(Stored entries)
---*---
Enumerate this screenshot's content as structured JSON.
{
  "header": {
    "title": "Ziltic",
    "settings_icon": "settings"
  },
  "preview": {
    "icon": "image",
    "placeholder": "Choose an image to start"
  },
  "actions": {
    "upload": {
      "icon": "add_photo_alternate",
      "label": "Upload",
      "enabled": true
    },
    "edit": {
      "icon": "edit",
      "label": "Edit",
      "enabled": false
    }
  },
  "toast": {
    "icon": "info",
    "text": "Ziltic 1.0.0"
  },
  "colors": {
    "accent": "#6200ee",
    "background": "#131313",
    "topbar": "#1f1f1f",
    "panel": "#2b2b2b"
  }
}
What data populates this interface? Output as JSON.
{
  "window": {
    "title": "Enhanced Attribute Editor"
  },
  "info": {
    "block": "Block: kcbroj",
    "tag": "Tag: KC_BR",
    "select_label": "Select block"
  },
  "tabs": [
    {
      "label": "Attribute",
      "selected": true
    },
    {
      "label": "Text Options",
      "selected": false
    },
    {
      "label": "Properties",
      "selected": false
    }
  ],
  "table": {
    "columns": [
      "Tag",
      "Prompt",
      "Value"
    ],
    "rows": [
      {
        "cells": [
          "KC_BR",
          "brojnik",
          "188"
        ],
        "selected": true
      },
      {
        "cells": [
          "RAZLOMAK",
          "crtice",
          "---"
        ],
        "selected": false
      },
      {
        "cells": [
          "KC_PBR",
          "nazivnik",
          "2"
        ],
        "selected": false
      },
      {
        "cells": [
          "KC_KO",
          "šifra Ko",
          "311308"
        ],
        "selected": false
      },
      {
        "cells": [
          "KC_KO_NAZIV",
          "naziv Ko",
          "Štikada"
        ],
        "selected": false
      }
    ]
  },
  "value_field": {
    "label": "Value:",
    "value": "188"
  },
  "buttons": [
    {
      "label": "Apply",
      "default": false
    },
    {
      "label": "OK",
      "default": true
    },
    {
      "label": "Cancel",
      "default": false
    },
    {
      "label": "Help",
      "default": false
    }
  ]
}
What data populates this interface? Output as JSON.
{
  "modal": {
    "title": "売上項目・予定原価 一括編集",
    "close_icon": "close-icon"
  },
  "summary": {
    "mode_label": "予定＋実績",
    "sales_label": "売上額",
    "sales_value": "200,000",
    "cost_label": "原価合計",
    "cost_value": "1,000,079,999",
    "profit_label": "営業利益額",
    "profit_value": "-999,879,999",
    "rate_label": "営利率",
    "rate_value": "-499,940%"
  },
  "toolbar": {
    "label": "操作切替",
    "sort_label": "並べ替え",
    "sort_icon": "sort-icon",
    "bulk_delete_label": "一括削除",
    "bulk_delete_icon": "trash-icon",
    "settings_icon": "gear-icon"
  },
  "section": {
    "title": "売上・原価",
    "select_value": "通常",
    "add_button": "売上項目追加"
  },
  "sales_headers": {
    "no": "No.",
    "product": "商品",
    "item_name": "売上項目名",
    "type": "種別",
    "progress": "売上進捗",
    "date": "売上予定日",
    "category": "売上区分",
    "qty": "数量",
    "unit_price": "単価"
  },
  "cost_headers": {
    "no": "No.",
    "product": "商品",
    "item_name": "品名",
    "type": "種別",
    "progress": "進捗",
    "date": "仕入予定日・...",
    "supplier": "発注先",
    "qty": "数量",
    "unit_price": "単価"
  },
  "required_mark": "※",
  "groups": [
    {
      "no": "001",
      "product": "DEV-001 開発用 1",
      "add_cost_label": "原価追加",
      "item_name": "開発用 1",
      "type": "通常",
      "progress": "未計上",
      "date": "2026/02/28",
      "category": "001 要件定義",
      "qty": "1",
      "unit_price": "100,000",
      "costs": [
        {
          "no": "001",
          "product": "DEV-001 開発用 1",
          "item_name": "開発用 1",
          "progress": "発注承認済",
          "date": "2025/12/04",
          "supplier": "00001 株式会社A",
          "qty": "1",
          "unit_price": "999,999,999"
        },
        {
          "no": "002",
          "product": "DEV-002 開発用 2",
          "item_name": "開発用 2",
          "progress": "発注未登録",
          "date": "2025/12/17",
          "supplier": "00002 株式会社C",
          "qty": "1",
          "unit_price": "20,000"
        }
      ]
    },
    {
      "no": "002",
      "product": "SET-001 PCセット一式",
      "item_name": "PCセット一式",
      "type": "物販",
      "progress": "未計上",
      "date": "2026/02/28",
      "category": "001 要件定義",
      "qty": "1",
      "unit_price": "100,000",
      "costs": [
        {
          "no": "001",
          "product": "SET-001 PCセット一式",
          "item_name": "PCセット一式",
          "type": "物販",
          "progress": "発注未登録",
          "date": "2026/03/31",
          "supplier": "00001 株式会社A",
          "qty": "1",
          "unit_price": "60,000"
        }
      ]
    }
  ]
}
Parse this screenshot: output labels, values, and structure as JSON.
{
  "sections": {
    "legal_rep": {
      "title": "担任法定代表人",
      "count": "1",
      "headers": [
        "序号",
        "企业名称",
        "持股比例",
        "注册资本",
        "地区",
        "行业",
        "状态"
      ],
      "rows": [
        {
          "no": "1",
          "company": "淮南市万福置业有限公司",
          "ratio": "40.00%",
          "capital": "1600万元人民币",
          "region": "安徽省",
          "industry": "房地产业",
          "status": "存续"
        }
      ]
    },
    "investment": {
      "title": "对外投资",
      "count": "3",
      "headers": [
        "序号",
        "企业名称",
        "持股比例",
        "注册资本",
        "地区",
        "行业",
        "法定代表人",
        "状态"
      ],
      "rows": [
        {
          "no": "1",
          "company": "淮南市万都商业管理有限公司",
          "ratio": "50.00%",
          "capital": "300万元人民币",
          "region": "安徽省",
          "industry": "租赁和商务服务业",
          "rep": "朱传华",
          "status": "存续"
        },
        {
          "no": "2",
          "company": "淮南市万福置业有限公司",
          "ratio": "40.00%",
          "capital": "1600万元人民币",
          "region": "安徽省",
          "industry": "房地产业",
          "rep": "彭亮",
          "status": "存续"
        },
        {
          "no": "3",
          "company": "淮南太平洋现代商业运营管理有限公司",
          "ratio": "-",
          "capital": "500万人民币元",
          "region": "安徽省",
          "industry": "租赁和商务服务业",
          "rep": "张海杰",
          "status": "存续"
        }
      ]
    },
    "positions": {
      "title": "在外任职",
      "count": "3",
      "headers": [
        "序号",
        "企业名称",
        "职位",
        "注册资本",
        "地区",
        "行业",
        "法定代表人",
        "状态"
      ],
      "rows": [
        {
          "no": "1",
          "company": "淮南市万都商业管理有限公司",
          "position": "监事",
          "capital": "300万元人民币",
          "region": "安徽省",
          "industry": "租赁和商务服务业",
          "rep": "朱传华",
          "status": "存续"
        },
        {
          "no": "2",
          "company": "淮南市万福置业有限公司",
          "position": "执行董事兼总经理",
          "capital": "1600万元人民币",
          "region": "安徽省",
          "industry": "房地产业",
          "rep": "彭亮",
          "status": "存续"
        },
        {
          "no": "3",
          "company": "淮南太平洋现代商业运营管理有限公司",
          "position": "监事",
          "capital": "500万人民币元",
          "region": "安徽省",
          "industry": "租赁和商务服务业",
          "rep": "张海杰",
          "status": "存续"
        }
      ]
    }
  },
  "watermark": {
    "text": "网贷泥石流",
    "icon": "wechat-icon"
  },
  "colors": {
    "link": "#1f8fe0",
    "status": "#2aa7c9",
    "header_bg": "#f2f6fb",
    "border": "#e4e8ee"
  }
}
---*---
Problem description: Using the data above, output each line exactly.

Exercise result:
Enumerate this screenshot's content as structured JSON.
{
  "header": {
    "title": "Ziltic",
    "settings_icon": "settings"
  },
  "preview": {
    "icon": "image",
    "placeholder": "Choose an image to start"
  },
  "actions": {
    "upload": {
      "icon": "add_photo_alternate",
      "label": "Upload",
      "enabled": true
    },
    "edit": {
      "icon": "edit",
      "label": "Edit",
      "enabled": false
    }
  },
  "toast": {
    "icon": "info",
    "text": "Ziltic 1.0.0"
  },
  "colors": {
    "accent": "#6200ee",
    "background": "#131313",
    "topbar": "#1f1f1f",
    "panel": "#2b2b2b"
  }
}
What data populates this interface? Output as JSON.
{
  "window": {
    "title": "Enhanced Attribute Editor"
  },
  "info": {
    "block": "Block: kcbroj",
    "tag": "Tag: KC_BR",
    "select_label": "Select block"
  },
  "tabs": [
    {
      "label": "Attribute",
      "selected": true
    },
    {
      "label": "Text Options",
      "selected": false
    },
    {
      "label": "Properties",
      "selected": false
    }
  ],
  "table": {
    "columns": [
      "Tag",
      "Prompt",
      "Value"
    ],
    "rows": [
      {
        "cells": [
          "KC_BR",
          "brojnik",
          "188"
        ],
        "selected": true
      },
      {
        "cells": [
          "RAZLOMAK",
          "crtice",
          "---"
        ],
        "selected": false
      },
      {
        "cells": [
          "KC_PBR",
          "nazivnik",
          "2"
        ],
        "selected": false
      },
      {
        "cells": [
          "KC_KO",
          "šifra Ko",
          "311308"
        ],
        "selected": false
      },
      {
        "cells": [
          "KC_KO_NAZIV",
          "naziv Ko",
          "Štikada"
        ],
        "selected": false
      }
    ]
  },
  "value_field": {
    "label": "Value:",
    "value": "188"
  },
  "buttons": [
    {
      "label": "Apply",
      "default": false
    },
    {
      "label": "OK",
      "default": true
    },
    {
      "label": "Cancel",
      "default": false
    },
    {
      "label": "Help",
      "default": false
    }
  ]
}
What data populates this interface? Output as JSON.
{
  "modal": {
    "title": "売上項目・予定原価 一括編集",
    "close_icon": "close-icon"
  },
  "summary": {
    "mode_label": "予定＋実績",
    "sales_label": "売上額",
    "sales_value": "200,000",
    "cost_label": "原価合計",
    "cost_value": "1,000,079,999",
    "profit_label": "営業利益額",
    "profit_value": "-999,879,999",
    "rate_label": "営利率",
    "rate_value": "-499,940%"
  },
  "toolbar": {
    "label": "操作切替",
    "sort_label": "並べ替え",
    "sort_icon": "sort-icon",
    "bulk_delete_label": "一括削除",
    "bulk_delete_icon": "trash-icon",
    "settings_icon": "gear-icon"
  },
  "section": {
    "title": "売上・原価",
    "select_value": "通常",
    "add_button": "売上項目追加"
  },
  "sales_headers": {
    "no": "No.",
    "product": "商品",
    "item_name": "売上項目名",
    "type": "種別",
    "progress": "売上進捗",
    "date": "売上予定日",
    "category": "売上区分",
    "qty": "数量",
    "unit_price": "単価"
  },
  "cost_headers": {
    "no": "No.",
    "product": "商品",
    "item_name": "品名",
    "type": "種別",
    "progress": "進捗",
    "date": "仕入予定日・...",
    "supplier": "発注先",
    "qty": "数量",
    "unit_price": "単価"
  },
  "required_mark": "※",
  "groups": [
    {
      "no": "001",
      "product": "DEV-001 開発用 1",
      "add_cost_label": "原価追加",
      "item_name": "開発用 1",
      "type": "通常",
      "progress": "未計上",
      "date": "2026/02/28",
      "category": "001 要件定義",
      "qty": "1",
      "unit_price": "100,000",
      "costs": [
        {
          "no": "001",
          "product": "DEV-001 開発用 1",
          "item_name": "開発用 1",
          "progress": "発注承認済",
          "date": "2025/12/04",
          "supplier": "00001 株式会社A",
          "qty": "1",
          "unit_price": "999,999,999"
        },
        {
          "no": "002",
          "product": "DEV-002 開発用 2",
          "item_name": "開発用 2",
          "progress": "発注未登録",
          "date": "2025/12/17",
          "supplier": "00002 株式会社C",
          "qty": "1",
          "unit_price": "20,000"
        }
      ]
    },
    {
      "no": "002",
      "product": "SET-001 PCセット一式",
      "item_name": "PCセット一式",
      "type": "物販",
      "progress": "未計上",
      "date": "2026/02/28",
      "category": "001 要件定義",
      "qty": "1",
      "unit_price": "100,000",
      "costs": [
        {
          "no": "001",
          "product": "SET-001 PCセット一式",
          "item_name": "PCセット一式",
          "type": "物販",
          "progress": "発注未登録",
          "date": "2026/03/31",
          "supplier": "00001 株式会社A",
          "qty": "1",
          "unit_price": "60,000"
        }
      ]
    }
  ]
}
Parse this screenshot: output labels, values, and structure as JSON.
{
  "sections": {
    "legal_rep": {
      "title": "担任法定代表人",
      "count": "1",
      "headers": [
        "序号",
        "企业名称",
        "持股比例",
        "注册资本",
        "地区",
        "行业",
        "状态"
      ],
      "rows": [
        {
          "no": "1",
          "company": "淮南市万福置业有限公司",
          "ratio": "40.00%",
          "capital": "1600万元人民币",
          "region": "安徽省",
          "industry": "房地产业",
          "status": "存续"
        }
      ]
    },
    "investment": {
      "title": "对外投资",
      "count": "3",
      "headers": [
        "序号",
        "企业名称",
        "持股比例",
        "注册资本",
        "地区",
        "行业",
        "法定代表人",
        "状态"
      ],
      "rows": [
        {
          "no": "1",
          "company": "淮南市万都商业管理有限公司",
          "ratio": "50.00%",
          "capital": "300万元人民币",
          "region": "安徽省",
          "industry": "租赁和商务服务业",
          "rep": "朱传华",
          "status": "存续"
        },
        {
          "no": "2",
          "company": "淮南市万福置业有限公司",
          "ratio": "40.00%",
          "capital": "1600万元人民币",
          "region": "安徽省",
          "industry": "房地产业",
          "rep": "彭亮",
          "status": "存续"
        },
        {
          "no": "3",
          "company": "淮南太平洋现代商业运营管理有限公司",
          "ratio": "-",
          "capital": "500万人民币元",
          "region": "安徽省",
          "industry": "租赁和商务服务业",
          "rep": "张海杰",
          "status": "存续"
        }
      ]
    },
    "positions": {
      "title": "在外任职",
      "count": "3",
      "headers": [
        "序号",
        "企业名称",
        "职位",
        "注册资本",
        "地区",
        "行业",
        "法定代表人",
        "状态"
      ],
      "rows": [
        {
          "no": "1",
          "company": "淮南市万都商业管理有限公司",
          "position": "监事",
          "capital": "300万元人民币",
          "region": "安徽省",
          "industry": "租赁和商务服务业",
          "rep": "朱传华",
          "status": "存续"
        },
        {
          "no": "2",
          "company": "淮南市万福置业有限公司",
          "position": "执行董事兼总经理",
          "capital": "1600万元人民币",
          "region": "安徽省",
          "industry": "房地产业",
          "rep": "彭亮",
          "status": "存续"
        },
        {
          "no": "3",
          "company": "淮南太平洋现代商业运营管理有限公司",
          "position": "监事",
          "capital": "500万人民币元",
          "region": "安徽省",
          "industry": "租赁和商务服务业",
          "rep": "张海杰",
          "status": "存续"
        }
      ]
    }
  },
  "watermark": {
    "text": "网贷泥石流",
    "icon": "wechat-icon"
  },
  "colors": {
    "link": "#1f8fe0",
    "status": "#2aa7c9",
    "header_bg": "#f2f6fb",
    "border": "#e4e8ee"
  }
}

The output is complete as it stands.